Supplied material =>
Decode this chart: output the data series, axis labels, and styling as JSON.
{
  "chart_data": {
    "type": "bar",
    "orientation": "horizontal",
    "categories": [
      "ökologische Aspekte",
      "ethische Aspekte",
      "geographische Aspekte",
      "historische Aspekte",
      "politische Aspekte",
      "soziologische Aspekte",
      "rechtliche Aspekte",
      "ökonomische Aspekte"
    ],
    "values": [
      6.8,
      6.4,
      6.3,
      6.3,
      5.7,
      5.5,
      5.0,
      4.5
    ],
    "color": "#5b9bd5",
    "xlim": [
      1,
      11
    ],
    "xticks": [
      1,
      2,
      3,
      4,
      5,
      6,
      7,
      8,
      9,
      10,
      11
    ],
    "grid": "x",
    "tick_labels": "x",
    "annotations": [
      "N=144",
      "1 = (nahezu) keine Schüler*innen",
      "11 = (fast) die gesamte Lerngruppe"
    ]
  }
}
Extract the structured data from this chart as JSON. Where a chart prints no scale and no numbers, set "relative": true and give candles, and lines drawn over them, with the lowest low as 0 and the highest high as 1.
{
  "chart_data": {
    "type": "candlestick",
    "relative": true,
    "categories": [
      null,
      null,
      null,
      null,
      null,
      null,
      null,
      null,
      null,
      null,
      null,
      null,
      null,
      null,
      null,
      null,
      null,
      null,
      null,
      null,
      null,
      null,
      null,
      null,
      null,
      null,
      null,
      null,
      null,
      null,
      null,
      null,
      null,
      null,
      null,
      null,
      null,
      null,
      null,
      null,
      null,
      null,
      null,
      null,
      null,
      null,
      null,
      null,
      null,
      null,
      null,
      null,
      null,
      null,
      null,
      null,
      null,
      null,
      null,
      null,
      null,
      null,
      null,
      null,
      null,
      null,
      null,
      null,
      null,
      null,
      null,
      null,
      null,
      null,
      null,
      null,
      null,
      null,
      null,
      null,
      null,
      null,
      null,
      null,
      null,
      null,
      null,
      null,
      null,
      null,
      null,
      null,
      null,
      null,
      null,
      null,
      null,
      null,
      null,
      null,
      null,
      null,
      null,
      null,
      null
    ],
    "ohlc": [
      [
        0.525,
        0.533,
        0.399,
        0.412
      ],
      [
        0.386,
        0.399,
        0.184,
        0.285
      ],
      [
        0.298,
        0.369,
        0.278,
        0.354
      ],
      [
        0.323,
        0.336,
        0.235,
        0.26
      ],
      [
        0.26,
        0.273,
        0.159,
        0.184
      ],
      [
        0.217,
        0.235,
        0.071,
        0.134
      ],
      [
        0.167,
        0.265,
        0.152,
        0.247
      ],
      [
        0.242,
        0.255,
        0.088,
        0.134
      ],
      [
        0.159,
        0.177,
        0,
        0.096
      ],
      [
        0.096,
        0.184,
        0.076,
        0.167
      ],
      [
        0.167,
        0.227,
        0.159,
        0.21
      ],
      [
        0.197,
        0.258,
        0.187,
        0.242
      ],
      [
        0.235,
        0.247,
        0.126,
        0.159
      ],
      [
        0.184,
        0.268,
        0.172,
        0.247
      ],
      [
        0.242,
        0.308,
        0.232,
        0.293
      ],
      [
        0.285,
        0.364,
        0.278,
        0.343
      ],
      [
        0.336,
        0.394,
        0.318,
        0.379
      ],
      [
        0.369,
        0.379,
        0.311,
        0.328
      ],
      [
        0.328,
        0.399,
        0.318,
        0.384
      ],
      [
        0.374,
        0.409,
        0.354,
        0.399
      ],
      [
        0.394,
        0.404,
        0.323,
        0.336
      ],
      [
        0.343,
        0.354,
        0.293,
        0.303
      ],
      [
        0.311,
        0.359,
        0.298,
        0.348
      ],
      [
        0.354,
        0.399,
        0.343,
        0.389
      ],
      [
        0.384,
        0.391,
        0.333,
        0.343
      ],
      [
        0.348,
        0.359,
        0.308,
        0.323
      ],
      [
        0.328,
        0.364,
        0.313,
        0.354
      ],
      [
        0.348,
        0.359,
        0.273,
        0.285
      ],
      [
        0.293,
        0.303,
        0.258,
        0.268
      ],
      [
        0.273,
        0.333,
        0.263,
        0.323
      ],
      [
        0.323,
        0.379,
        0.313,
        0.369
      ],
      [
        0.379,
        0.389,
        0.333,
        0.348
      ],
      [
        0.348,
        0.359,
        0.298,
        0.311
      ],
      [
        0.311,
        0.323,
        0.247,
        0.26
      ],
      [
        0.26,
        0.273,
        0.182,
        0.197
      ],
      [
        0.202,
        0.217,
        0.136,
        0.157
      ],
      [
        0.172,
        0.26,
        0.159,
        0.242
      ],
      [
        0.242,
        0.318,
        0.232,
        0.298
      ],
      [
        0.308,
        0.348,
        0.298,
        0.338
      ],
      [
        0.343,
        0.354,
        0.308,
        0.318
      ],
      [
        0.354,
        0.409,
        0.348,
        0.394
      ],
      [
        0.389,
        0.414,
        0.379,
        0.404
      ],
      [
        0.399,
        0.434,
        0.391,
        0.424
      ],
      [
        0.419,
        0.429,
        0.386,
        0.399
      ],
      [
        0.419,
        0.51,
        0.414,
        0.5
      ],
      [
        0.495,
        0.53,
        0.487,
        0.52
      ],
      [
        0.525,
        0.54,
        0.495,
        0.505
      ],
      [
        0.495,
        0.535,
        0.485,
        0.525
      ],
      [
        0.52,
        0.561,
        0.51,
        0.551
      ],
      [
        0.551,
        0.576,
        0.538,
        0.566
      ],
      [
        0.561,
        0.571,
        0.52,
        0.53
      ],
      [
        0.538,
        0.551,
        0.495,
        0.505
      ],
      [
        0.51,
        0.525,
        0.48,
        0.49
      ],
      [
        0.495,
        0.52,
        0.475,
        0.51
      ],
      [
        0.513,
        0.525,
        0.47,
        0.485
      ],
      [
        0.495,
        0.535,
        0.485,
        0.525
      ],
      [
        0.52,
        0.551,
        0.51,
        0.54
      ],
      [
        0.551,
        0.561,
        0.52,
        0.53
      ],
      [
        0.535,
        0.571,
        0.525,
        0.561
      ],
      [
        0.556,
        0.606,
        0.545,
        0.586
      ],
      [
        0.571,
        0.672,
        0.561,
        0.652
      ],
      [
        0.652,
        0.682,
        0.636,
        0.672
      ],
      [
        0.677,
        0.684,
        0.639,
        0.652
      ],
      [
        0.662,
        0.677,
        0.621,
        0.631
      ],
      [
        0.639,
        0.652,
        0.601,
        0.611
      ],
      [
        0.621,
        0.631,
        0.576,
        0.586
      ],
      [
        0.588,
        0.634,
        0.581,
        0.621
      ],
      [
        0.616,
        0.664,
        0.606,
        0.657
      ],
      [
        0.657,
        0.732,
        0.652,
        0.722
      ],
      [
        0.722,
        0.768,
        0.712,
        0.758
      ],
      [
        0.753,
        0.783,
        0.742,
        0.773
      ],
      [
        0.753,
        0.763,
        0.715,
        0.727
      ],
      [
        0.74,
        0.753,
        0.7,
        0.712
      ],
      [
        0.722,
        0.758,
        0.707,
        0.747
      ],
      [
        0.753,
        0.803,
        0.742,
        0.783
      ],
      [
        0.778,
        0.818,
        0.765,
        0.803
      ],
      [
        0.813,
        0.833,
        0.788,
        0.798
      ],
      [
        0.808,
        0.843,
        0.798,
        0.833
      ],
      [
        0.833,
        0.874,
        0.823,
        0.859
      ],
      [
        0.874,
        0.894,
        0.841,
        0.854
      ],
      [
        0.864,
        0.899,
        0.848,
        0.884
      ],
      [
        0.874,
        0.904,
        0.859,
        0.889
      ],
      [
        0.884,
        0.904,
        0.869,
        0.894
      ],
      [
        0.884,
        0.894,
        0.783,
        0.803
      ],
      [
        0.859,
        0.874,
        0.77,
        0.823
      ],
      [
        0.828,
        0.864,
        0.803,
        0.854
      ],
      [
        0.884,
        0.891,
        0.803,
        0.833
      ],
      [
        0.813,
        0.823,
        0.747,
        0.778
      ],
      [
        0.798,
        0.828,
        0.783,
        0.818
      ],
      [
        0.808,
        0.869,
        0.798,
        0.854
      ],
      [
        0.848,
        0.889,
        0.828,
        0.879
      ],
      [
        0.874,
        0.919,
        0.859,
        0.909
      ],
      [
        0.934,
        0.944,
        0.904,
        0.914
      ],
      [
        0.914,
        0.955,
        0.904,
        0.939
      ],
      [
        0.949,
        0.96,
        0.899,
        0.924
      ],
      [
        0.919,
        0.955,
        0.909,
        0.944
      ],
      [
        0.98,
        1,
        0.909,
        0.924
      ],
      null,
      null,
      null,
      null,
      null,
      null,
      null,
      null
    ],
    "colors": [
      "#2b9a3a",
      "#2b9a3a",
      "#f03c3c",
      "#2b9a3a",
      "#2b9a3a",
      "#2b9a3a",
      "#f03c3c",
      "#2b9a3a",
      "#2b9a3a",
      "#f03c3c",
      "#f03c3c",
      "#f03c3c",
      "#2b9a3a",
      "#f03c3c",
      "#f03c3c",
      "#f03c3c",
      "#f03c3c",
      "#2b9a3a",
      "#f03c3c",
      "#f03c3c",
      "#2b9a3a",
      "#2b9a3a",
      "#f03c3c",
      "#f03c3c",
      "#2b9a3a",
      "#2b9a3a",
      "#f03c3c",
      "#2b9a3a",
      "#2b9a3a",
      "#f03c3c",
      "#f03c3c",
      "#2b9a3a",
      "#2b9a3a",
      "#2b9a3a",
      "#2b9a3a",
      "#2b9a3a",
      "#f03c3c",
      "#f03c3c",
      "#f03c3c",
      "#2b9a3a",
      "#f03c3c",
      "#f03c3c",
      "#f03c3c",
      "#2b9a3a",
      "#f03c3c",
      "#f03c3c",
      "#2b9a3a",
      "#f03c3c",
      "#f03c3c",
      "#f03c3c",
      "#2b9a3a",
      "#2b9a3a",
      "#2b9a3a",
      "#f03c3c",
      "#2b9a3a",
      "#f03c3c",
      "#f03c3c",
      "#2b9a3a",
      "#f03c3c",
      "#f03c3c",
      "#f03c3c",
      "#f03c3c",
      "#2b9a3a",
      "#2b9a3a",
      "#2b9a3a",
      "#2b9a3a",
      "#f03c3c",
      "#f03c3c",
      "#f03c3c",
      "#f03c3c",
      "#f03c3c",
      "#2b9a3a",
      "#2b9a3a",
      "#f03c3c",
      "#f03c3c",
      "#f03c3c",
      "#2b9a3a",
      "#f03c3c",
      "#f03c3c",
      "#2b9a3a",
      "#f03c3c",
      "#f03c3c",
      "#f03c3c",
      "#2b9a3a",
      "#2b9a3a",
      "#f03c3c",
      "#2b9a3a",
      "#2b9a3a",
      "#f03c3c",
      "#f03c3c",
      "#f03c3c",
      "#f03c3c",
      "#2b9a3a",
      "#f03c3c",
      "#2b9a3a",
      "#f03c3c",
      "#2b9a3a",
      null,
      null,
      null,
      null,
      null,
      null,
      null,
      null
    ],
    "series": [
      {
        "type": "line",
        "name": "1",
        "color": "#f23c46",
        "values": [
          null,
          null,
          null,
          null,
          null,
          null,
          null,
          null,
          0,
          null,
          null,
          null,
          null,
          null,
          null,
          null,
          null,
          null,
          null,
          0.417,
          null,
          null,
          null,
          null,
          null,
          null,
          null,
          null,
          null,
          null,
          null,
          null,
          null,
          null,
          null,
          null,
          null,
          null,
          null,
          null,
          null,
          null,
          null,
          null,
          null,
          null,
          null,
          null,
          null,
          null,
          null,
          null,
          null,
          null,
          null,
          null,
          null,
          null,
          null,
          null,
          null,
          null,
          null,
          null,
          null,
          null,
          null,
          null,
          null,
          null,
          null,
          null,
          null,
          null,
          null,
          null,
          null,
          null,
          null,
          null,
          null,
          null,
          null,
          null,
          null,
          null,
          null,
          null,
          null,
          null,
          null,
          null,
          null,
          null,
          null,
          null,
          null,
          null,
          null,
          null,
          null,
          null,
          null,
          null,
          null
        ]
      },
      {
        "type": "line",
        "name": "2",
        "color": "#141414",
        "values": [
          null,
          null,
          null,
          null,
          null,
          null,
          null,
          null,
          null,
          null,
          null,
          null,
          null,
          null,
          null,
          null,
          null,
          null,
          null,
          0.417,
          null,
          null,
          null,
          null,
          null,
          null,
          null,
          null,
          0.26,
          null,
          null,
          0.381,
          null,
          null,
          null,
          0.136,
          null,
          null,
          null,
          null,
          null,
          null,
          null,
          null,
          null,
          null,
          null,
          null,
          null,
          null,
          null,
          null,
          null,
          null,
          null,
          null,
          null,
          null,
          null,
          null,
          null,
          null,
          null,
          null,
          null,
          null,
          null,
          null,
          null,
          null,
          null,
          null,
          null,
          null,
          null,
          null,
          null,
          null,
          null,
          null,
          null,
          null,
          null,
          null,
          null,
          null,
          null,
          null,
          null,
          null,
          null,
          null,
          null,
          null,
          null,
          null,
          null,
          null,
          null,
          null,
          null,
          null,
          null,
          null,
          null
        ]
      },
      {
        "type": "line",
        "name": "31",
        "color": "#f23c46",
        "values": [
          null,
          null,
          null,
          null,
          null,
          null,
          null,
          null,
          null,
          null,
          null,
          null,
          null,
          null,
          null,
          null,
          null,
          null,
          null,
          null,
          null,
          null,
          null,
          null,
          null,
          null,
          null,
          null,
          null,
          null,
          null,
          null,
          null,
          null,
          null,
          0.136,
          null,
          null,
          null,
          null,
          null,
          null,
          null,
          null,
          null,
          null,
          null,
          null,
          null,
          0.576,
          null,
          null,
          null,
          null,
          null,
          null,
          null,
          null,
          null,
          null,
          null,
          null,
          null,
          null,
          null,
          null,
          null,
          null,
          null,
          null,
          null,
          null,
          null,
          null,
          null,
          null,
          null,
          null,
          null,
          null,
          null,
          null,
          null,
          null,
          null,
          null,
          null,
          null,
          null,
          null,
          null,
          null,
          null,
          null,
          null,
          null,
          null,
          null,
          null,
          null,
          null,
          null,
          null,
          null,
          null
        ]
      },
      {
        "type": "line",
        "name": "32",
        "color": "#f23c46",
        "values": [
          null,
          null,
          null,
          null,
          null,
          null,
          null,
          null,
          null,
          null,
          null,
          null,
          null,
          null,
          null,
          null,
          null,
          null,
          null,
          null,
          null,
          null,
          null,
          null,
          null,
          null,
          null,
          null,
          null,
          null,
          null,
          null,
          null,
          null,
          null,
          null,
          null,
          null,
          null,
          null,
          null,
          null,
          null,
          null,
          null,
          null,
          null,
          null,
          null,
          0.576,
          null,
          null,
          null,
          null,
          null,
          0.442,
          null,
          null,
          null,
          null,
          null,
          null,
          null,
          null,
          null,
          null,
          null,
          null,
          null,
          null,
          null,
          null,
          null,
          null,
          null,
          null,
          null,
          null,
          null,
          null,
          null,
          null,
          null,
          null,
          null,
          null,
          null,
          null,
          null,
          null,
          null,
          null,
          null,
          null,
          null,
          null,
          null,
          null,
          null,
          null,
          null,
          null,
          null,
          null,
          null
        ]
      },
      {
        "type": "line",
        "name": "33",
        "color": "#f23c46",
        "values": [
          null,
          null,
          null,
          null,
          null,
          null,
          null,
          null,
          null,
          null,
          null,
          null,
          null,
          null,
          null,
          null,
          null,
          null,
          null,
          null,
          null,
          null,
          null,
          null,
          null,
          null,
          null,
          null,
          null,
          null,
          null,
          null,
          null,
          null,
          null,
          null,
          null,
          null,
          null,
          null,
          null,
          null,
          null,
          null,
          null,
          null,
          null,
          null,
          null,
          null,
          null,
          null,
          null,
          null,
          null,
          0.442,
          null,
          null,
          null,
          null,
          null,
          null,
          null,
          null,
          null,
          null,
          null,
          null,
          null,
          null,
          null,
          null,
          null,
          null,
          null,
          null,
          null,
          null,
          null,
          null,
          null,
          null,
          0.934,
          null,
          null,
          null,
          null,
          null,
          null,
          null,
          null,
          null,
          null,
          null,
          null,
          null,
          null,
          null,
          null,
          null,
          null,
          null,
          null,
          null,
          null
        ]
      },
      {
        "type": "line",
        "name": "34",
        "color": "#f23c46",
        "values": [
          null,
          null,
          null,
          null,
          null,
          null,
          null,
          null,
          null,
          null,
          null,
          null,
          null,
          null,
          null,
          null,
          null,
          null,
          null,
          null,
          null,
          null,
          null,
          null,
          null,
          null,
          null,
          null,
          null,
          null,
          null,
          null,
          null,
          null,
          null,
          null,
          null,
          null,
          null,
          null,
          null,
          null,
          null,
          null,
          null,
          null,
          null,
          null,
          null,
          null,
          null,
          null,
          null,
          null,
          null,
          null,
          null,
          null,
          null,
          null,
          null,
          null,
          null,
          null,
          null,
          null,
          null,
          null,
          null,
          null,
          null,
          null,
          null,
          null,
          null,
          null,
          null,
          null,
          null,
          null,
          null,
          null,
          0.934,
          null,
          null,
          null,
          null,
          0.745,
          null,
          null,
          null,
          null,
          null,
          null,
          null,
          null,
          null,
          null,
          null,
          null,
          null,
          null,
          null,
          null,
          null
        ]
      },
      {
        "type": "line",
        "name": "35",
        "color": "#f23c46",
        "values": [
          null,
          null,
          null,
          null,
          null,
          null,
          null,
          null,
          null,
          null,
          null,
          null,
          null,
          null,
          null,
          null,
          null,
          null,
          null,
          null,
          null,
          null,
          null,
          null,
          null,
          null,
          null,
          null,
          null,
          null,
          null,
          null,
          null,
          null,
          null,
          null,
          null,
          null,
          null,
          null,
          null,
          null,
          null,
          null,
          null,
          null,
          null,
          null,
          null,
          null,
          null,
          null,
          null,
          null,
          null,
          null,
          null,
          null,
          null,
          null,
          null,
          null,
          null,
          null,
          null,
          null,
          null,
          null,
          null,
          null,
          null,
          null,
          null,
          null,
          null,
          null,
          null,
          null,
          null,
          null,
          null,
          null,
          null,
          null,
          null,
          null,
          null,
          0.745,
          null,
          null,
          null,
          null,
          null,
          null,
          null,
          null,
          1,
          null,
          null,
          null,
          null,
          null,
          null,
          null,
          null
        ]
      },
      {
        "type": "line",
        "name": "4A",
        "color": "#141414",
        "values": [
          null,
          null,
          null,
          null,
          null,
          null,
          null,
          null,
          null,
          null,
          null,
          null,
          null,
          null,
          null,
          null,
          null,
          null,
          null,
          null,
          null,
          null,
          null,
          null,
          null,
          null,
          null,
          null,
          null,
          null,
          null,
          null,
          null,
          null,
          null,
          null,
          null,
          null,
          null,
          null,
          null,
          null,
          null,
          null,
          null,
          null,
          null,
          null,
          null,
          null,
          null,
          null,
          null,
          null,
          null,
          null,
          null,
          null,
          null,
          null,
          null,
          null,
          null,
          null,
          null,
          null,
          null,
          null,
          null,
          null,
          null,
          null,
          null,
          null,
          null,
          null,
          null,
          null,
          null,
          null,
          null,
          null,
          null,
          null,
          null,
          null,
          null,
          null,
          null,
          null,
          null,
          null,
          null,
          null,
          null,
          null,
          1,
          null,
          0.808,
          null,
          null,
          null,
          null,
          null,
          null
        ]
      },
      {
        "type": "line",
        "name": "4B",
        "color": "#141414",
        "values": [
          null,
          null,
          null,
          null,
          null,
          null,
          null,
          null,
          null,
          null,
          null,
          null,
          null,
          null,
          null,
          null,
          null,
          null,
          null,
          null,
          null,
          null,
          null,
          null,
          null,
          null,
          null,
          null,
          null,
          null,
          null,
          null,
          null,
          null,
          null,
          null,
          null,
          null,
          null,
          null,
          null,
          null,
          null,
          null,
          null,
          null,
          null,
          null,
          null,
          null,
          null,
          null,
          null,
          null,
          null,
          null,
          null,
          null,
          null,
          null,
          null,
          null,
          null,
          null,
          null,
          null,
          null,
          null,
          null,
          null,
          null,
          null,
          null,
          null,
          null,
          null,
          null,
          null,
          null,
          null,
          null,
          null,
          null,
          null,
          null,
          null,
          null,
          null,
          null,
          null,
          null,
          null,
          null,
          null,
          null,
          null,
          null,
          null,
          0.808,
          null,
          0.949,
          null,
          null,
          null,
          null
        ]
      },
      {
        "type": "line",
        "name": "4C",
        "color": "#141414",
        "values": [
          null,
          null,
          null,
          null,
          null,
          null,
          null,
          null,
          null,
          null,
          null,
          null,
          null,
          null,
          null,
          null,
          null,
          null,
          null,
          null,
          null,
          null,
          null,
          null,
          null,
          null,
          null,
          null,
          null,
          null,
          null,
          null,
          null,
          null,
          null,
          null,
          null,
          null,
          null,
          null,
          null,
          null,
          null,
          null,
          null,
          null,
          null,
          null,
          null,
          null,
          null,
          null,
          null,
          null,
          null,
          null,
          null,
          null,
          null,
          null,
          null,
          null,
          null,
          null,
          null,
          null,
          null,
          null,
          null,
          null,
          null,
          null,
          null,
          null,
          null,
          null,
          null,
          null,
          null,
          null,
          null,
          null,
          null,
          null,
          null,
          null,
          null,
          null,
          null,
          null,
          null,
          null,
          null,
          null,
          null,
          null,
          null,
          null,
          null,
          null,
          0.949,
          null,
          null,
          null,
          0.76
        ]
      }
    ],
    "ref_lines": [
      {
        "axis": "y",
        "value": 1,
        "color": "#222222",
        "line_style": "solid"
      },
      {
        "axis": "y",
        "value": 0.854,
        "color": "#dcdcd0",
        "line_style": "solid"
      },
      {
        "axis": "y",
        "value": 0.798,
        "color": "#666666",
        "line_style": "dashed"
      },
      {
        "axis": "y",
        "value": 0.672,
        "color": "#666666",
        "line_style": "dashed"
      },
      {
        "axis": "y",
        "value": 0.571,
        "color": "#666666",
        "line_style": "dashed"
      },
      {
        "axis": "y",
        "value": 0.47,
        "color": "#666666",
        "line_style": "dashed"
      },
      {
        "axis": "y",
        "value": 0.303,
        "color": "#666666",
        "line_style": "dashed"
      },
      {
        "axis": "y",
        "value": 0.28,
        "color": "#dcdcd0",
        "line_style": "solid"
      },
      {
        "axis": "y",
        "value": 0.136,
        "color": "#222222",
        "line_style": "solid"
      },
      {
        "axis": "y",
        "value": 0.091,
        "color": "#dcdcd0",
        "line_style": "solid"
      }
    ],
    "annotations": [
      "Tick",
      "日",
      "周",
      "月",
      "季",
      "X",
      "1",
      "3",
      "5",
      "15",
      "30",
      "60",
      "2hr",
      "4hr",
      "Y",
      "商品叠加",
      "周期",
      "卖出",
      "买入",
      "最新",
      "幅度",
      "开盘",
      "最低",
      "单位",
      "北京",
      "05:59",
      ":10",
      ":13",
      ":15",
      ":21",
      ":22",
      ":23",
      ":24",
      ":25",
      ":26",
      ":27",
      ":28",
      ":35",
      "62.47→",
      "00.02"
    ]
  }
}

Stated exercise => Every line holding "name" should be copied out.

Task answer =>
        "name": "1",
        "name": "2",
        "name": "31",
        "name": "32",
        "name": "33",
        "name": "34",
        "name": "35",
        "name": "4A",
        "name": "4B",
        "name": "4C",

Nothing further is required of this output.